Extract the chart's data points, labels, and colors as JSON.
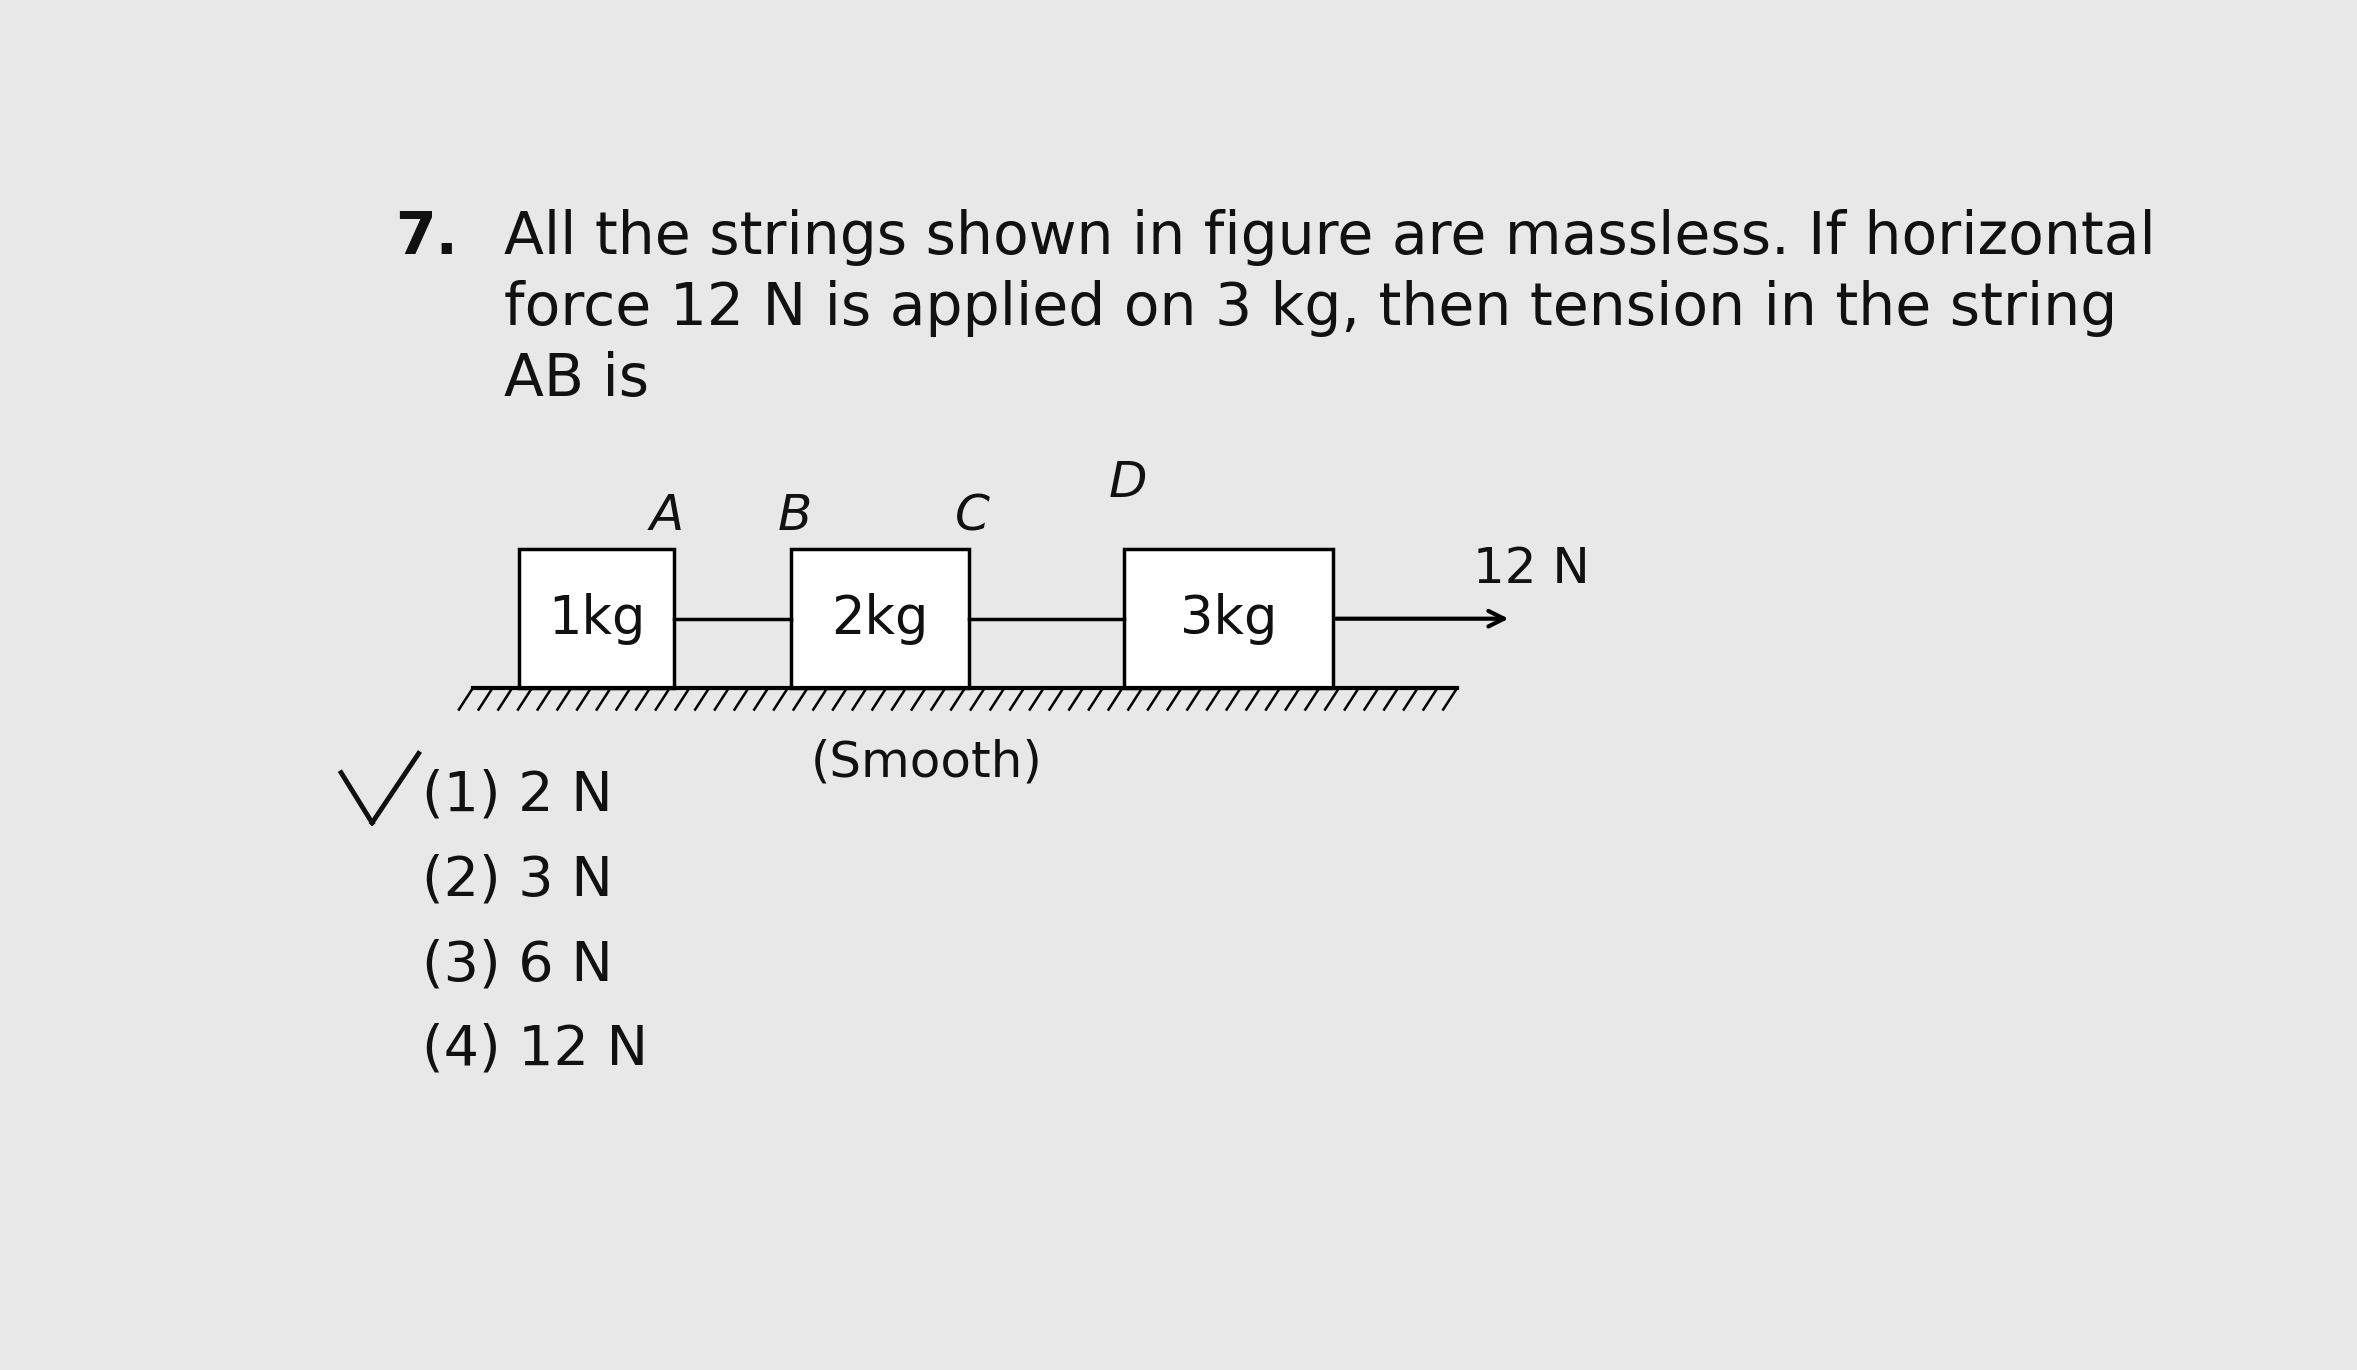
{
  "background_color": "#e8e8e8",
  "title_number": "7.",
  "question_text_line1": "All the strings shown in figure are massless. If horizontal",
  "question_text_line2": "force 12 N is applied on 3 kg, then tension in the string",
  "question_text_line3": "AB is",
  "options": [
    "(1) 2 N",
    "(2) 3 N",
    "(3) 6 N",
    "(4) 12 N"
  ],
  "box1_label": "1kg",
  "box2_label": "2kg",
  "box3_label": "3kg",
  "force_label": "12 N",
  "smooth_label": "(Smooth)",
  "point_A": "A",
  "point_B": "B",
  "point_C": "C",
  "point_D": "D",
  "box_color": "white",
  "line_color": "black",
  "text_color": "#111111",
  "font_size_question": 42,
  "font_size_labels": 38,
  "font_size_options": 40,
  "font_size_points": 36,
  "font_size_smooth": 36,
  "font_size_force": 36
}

+++

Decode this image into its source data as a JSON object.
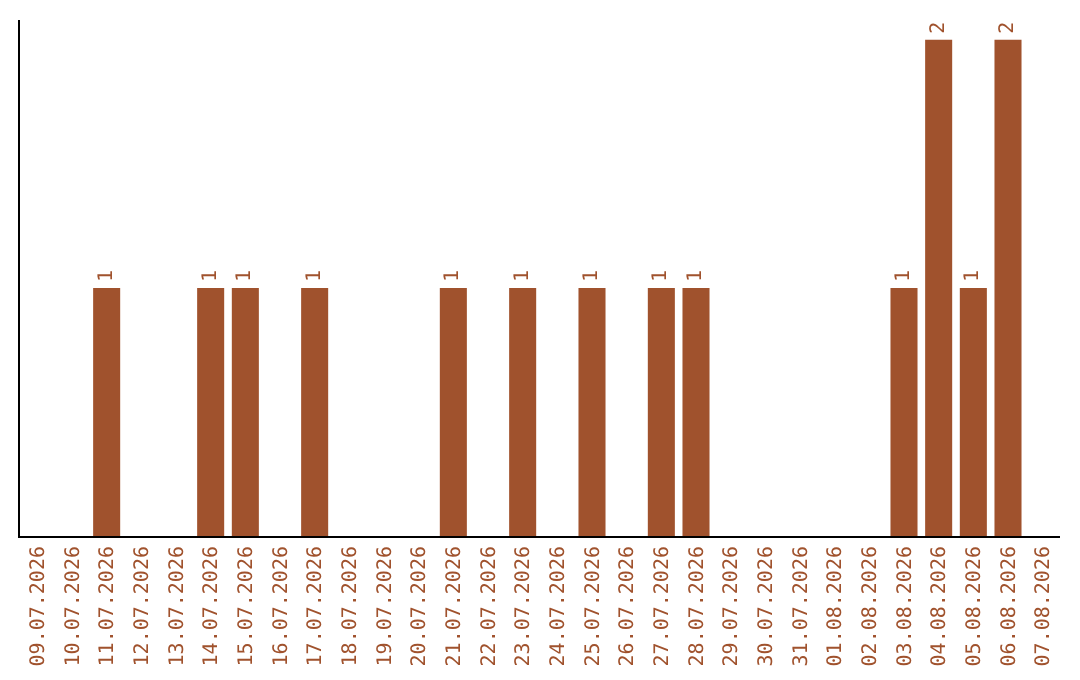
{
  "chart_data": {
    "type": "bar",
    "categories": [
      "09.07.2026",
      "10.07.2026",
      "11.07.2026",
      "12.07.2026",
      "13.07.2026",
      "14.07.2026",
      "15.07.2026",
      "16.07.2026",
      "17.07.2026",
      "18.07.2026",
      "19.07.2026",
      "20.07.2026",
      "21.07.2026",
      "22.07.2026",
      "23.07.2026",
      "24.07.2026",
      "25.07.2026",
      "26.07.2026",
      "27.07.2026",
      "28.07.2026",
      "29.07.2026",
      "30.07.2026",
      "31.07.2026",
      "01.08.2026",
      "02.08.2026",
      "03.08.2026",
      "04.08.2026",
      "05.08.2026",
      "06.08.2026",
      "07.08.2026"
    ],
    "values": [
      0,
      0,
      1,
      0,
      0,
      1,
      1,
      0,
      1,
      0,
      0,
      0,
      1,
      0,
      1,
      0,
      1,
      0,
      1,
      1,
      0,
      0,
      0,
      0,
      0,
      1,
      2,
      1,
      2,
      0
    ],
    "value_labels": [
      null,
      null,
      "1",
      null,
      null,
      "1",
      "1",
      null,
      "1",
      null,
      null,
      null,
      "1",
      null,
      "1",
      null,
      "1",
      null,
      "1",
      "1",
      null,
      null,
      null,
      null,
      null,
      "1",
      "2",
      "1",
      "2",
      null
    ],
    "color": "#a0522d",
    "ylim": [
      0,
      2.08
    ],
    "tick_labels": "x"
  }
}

+++

_Task statement_:
Pick out all the lines with the word "JSON" in them and copy them.

_Solution to this task_:
Extract the chart's data points, labels, and colors as JSON.
Decode this image into its source data as a JSON object.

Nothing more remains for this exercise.